+++ Data for this exercise +++
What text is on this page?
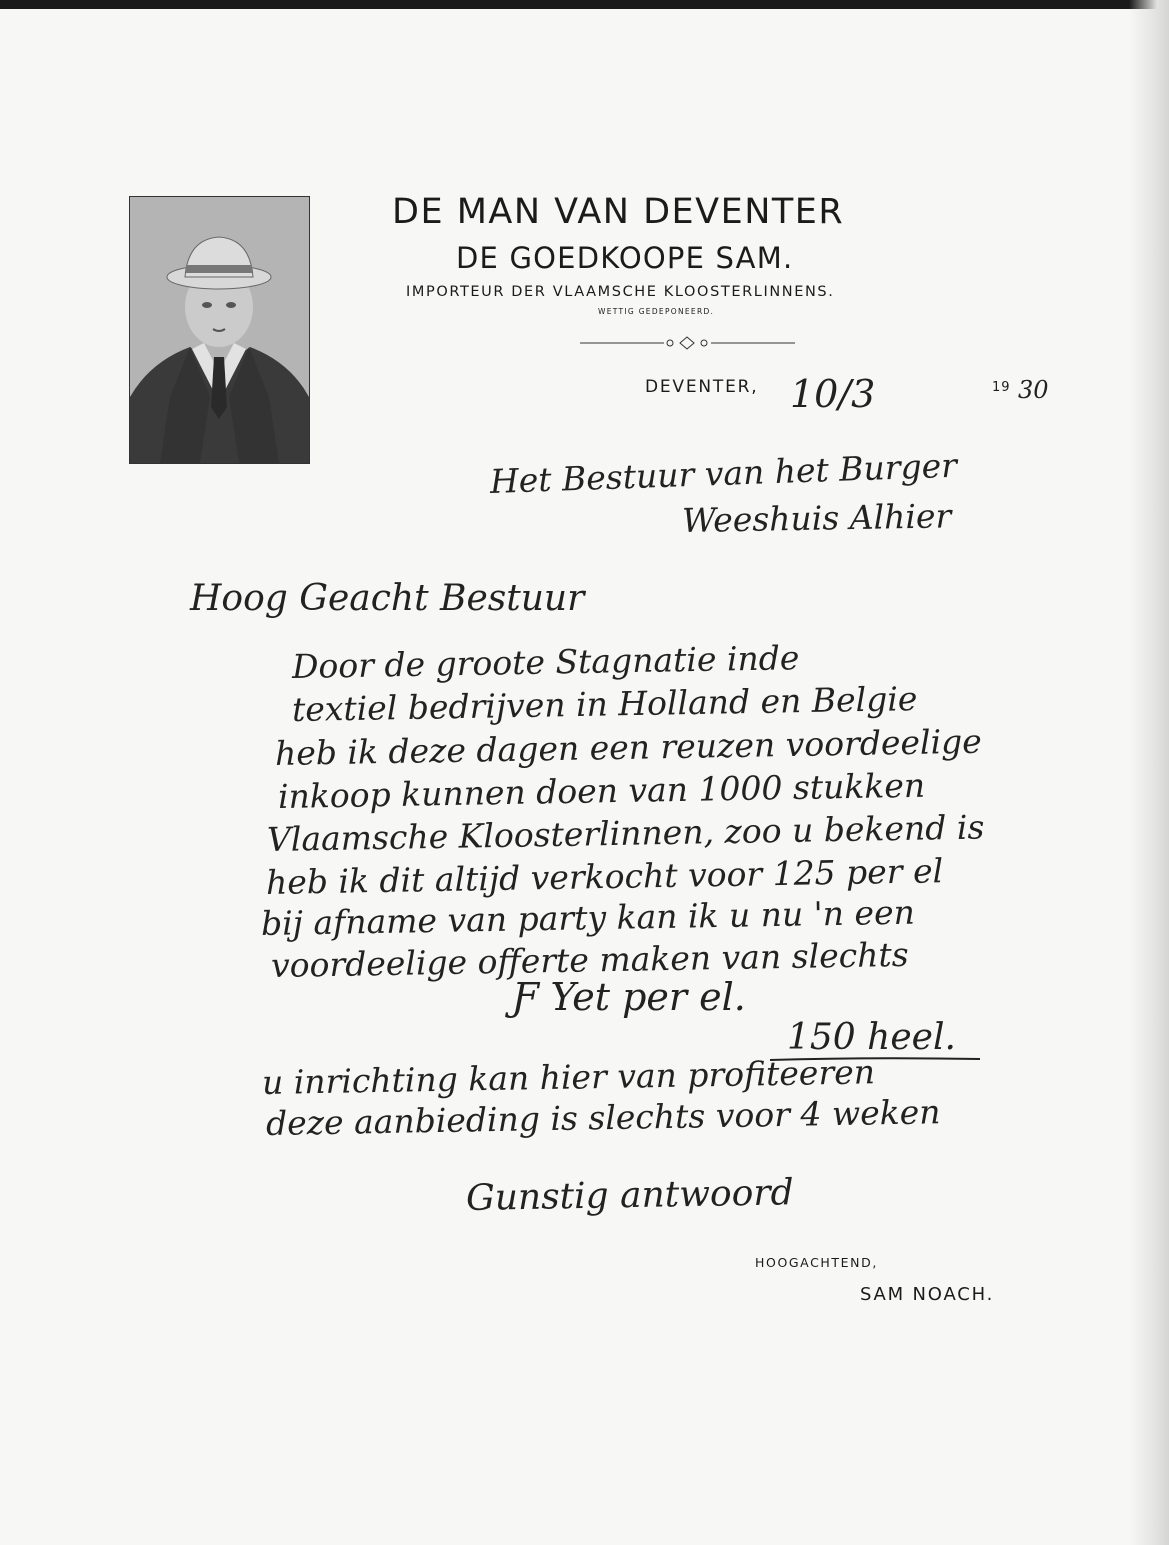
DE MAN VAN DEVENTER
DE GOEDKOOPE SAM.
IMPORTEUR DER VLAAMSCHE KLOOSTERLINNENS.
WETTIG GEDEPONEERD.
DEVENTER, 10/3	19 30
Het Bestuur van het Burger
Weeshuis Alhier
Hoog Geacht Bestuur
Door de groote Stagnatie inde
textiel bedrijven in Holland en Belgie
heb ik deze dagen een reuzen voordeelige
inkoop kunnen doen van 1000 stukken
Vlaamsche Kloosterlinnen, zoo u bekend is
heb ik dit altijd verkocht voor 125 per el
bij afname van party kan ik u nu 'n een
voordeelige offerte maken van slechts
Ƒ Yet per el.
150 heel.
u inrichting kan hier van profiteeren
deze aanbieding is slechts voor 4 weken
Gunstig antwoord
HOOGACHTEND,
SAM NOACH.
+++
**What is asked**
All lines that include "Bestuur" are to be gathered and copied.

**Task response**
Het Bestuur van het Burger
Hoog Geacht Bestuur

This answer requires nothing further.